= GOAL =
Print the complete set of entries exactly.

= SOURCE MATERIAL =
..........

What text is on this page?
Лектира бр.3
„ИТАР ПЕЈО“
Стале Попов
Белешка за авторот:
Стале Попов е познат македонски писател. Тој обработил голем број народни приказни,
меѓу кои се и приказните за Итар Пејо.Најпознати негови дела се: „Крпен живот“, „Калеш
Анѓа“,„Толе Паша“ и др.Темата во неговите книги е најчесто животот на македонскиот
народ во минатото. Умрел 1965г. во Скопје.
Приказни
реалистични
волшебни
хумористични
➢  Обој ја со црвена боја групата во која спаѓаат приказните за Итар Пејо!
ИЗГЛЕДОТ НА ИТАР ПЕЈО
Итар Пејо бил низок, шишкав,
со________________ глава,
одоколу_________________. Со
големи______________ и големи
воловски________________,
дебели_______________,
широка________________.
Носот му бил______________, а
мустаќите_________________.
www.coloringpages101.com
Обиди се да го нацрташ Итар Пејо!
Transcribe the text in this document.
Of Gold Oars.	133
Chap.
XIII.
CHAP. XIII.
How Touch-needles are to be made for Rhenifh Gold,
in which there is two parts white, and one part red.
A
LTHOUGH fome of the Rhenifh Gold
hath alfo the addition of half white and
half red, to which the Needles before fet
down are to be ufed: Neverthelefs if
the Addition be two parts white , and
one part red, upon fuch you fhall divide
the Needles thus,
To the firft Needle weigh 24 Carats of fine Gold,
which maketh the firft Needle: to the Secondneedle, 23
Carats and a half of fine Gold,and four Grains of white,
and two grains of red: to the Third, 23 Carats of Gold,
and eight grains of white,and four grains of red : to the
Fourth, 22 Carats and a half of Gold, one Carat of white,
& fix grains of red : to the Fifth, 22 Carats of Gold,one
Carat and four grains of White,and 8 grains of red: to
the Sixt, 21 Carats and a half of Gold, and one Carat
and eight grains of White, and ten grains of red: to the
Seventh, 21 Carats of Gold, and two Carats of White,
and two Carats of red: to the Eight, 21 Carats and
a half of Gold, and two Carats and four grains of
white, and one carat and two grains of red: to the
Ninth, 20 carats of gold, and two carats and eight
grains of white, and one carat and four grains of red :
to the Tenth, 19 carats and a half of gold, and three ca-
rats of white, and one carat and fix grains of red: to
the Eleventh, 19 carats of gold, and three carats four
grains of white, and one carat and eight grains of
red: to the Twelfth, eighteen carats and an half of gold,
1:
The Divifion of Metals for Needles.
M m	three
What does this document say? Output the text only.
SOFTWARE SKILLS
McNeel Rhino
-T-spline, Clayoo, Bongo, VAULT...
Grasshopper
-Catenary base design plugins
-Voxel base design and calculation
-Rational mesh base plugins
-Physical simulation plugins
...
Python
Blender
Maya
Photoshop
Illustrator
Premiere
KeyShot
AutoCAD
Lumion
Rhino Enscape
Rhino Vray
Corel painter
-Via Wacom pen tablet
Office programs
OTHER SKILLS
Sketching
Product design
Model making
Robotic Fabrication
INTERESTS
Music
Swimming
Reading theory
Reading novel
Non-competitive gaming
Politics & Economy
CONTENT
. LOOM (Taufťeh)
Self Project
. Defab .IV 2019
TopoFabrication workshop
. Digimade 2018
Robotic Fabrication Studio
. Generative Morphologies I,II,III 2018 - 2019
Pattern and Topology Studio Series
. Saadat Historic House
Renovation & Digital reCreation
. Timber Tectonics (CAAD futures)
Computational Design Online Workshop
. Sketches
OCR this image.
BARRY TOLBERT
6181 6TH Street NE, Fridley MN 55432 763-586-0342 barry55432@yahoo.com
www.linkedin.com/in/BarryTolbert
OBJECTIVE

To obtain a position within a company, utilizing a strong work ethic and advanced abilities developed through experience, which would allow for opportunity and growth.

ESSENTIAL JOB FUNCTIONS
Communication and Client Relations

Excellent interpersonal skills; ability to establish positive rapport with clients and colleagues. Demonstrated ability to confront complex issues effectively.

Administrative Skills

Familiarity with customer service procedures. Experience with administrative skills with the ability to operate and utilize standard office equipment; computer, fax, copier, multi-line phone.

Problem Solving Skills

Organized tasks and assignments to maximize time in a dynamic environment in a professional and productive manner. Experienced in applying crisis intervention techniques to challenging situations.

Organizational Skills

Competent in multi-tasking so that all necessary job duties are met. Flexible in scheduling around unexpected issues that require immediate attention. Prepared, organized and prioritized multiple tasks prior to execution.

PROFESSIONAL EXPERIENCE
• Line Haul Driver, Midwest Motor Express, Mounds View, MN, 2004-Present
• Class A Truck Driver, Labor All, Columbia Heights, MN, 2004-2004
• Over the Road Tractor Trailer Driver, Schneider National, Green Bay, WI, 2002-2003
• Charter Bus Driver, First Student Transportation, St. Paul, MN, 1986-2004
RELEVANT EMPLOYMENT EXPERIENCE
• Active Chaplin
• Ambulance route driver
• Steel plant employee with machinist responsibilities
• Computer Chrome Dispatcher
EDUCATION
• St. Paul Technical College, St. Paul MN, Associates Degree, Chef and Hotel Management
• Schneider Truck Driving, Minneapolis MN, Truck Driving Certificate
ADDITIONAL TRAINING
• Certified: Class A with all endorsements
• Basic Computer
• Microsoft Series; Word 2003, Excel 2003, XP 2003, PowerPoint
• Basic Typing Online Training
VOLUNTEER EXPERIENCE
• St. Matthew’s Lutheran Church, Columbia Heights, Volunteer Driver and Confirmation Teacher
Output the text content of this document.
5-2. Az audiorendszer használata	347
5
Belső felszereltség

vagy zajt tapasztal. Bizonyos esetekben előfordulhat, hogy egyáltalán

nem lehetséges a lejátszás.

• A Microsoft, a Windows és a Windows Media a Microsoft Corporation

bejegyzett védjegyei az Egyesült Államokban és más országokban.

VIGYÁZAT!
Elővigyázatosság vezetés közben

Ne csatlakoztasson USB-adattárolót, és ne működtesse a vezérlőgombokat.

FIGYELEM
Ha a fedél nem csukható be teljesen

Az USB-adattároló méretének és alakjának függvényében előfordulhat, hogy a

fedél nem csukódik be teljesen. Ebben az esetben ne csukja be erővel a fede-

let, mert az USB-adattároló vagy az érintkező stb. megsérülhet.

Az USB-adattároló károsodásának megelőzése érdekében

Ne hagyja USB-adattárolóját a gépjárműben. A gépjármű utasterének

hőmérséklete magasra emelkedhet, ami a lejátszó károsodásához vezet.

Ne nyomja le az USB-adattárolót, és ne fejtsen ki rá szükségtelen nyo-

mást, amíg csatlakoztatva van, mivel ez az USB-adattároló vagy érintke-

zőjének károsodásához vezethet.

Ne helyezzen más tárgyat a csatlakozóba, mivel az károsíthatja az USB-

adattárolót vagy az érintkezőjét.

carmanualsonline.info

..........

= ANSWER TO THIS PROBLEM =
What text is on this page?
Лектира бр.3
„ИТАР ПЕЈО“
Стале Попов
Белешка за авторот:
Стале Попов е познат македонски писател. Тој обработил голем број народни приказни,
меѓу кои се и приказните за Итар Пејо.Најпознати негови дела се: „Крпен живот“, „Калеш
Анѓа“,„Толе Паша“ и др.Темата во неговите книги е најчесто животот на македонскиот
народ во минатото. Умрел 1965г. во Скопје.
Приказни
реалистични
волшебни
хумористични
➢  Обој ја со црвена боја групата во која спаѓаат приказните за Итар Пејо!
ИЗГЛЕДОТ НА ИТАР ПЕЈО
Итар Пејо бил низок, шишкав,
со________________ глава,
одоколу_________________. Со
големи______________ и големи
воловски________________,
дебели_______________,
широка________________.
Носот му бил______________, а
мустаќите_________________.
www.coloringpages101.com
Обиди се да го нацрташ Итар Пејо!
Transcribe the text in this document.
Of Gold Oars.	133
Chap.
XIII.
CHAP. XIII.
How Touch-needles are to be made for Rhenifh Gold,
in which there is two parts white, and one part red.
A
LTHOUGH fome of the Rhenifh Gold
hath alfo the addition of half white and
half red, to which the Needles before fet
down are to be ufed: Neverthelefs if
the Addition be two parts white , and
one part red, upon fuch you fhall divide
the Needles thus,
To the firft Needle weigh 24 Carats of fine Gold,
which maketh the firft Needle: to the Secondneedle, 23
Carats and a half of fine Gold,and four Grains of white,
and two grains of red: to the Third, 23 Carats of Gold,
and eight grains of white,and four grains of red : to the
Fourth, 22 Carats and a half of Gold, one Carat of white,
& fix grains of red : to the Fifth, 22 Carats of Gold,one
Carat and four grains of White,and 8 grains of red: to
the Sixt, 21 Carats and a half of Gold, and one Carat
and eight grains of White, and ten grains of red: to the
Seventh, 21 Carats of Gold, and two Carats of White,
and two Carats of red: to the Eight, 21 Carats and
a half of Gold, and two Carats and four grains of
white, and one carat and two grains of red: to the
Ninth, 20 carats of gold, and two carats and eight
grains of white, and one carat and four grains of red :
to the Tenth, 19 carats and a half of gold, and three ca-
rats of white, and one carat and fix grains of red: to
the Eleventh, 19 carats of gold, and three carats four
grains of white, and one carat and eight grains of
red: to the Twelfth, eighteen carats and an half of gold,
1:
The Divifion of Metals for Needles.
M m	three
What does this document say? Output the text only.
SOFTWARE SKILLS
McNeel Rhino
-T-spline, Clayoo, Bongo, VAULT...
Grasshopper
-Catenary base design plugins
-Voxel base design and calculation
-Rational mesh base plugins
-Physical simulation plugins
...
Python
Blender
Maya
Photoshop
Illustrator
Premiere
KeyShot
AutoCAD
Lumion
Rhino Enscape
Rhino Vray
Corel painter
-Via Wacom pen tablet
Office programs
OTHER SKILLS
Sketching
Product design
Model making
Robotic Fabrication
INTERESTS
Music
Swimming
Reading theory
Reading novel
Non-competitive gaming
Politics & Economy
CONTENT
. LOOM (Taufťeh)
Self Project
. Defab .IV 2019
TopoFabrication workshop
. Digimade 2018
Robotic Fabrication Studio
. Generative Morphologies I,II,III 2018 - 2019
Pattern and Topology Studio Series
. Saadat Historic House
Renovation & Digital reCreation
. Timber Tectonics (CAAD futures)
Computational Design Online Workshop
. Sketches
OCR this image.
BARRY TOLBERT
6181 6TH Street NE, Fridley MN 55432 763-586-0342 barry55432@yahoo.com
www.linkedin.com/in/BarryTolbert
OBJECTIVE

To obtain a position within a company, utilizing a strong work ethic and advanced abilities developed through experience, which would allow for opportunity and growth.

ESSENTIAL JOB FUNCTIONS
Communication and Client Relations

Excellent interpersonal skills; ability to establish positive rapport with clients and colleagues. Demonstrated ability to confront complex issues effectively.

Administrative Skills

Familiarity with customer service procedures. Experience with administrative skills with the ability to operate and utilize standard office equipment; computer, fax, copier, multi-line phone.

Problem Solving Skills

Organized tasks and assignments to maximize time in a dynamic environment in a professional and productive manner. Experienced in applying crisis intervention techniques to challenging situations.

Organizational Skills

Competent in multi-tasking so that all necessary job duties are met. Flexible in scheduling around unexpected issues that require immediate attention. Prepared, organized and prioritized multiple tasks prior to execution.

PROFESSIONAL EXPERIENCE
• Line Haul Driver, Midwest Motor Express, Mounds View, MN, 2004-Present
• Class A Truck Driver, Labor All, Columbia Heights, MN, 2004-2004
• Over the Road Tractor Trailer Driver, Schneider National, Green Bay, WI, 2002-2003
• Charter Bus Driver, First Student Transportation, St. Paul, MN, 1986-2004
RELEVANT EMPLOYMENT EXPERIENCE
• Active Chaplin
• Ambulance route driver
• Steel plant employee with machinist responsibilities
• Computer Chrome Dispatcher
EDUCATION
• St. Paul Technical College, St. Paul MN, Associates Degree, Chef and Hotel Management
• Schneider Truck Driving, Minneapolis MN, Truck Driving Certificate
ADDITIONAL TRAINING
• Certified: Class A with all endorsements
• Basic Computer
• Microsoft Series; Word 2003, Excel 2003, XP 2003, PowerPoint
• Basic Typing Online Training
VOLUNTEER EXPERIENCE
• St. Matthew’s Lutheran Church, Columbia Heights, Volunteer Driver and Confirmation Teacher
Output the text content of this document.
5-2. Az audiorendszer használata	347
5
Belső felszereltség

vagy zajt tapasztal. Bizonyos esetekben előfordulhat, hogy egyáltalán

nem lehetséges a lejátszás.

• A Microsoft, a Windows és a Windows Media a Microsoft Corporation

bejegyzett védjegyei az Egyesült Államokban és más országokban.

VIGYÁZAT!
Elővigyázatosság vezetés közben

Ne csatlakoztasson USB-adattárolót, és ne működtesse a vezérlőgombokat.

FIGYELEM
Ha a fedél nem csukható be teljesen

Az USB-adattároló méretének és alakjának függvényében előfordulhat, hogy a

fedél nem csukódik be teljesen. Ebben az esetben ne csukja be erővel a fede-

let, mert az USB-adattároló vagy az érintkező stb. megsérülhet.

Az USB-adattároló károsodásának megelőzése érdekében

Ne hagyja USB-adattárolóját a gépjárműben. A gépjármű utasterének

hőmérséklete magasra emelkedhet, ami a lejátszó károsodásához vezet.

Ne nyomja le az USB-adattárolót, és ne fejtsen ki rá szükségtelen nyo-

mást, amíg csatlakoztatva van, mivel ez az USB-adattároló vagy érintke-

zőjének károsodásához vezethet.

Ne helyezzen más tárgyat a csatlakozóba, mivel az károsíthatja az USB-

adattárolót vagy az érintkezőjét.

carmanualsonline.info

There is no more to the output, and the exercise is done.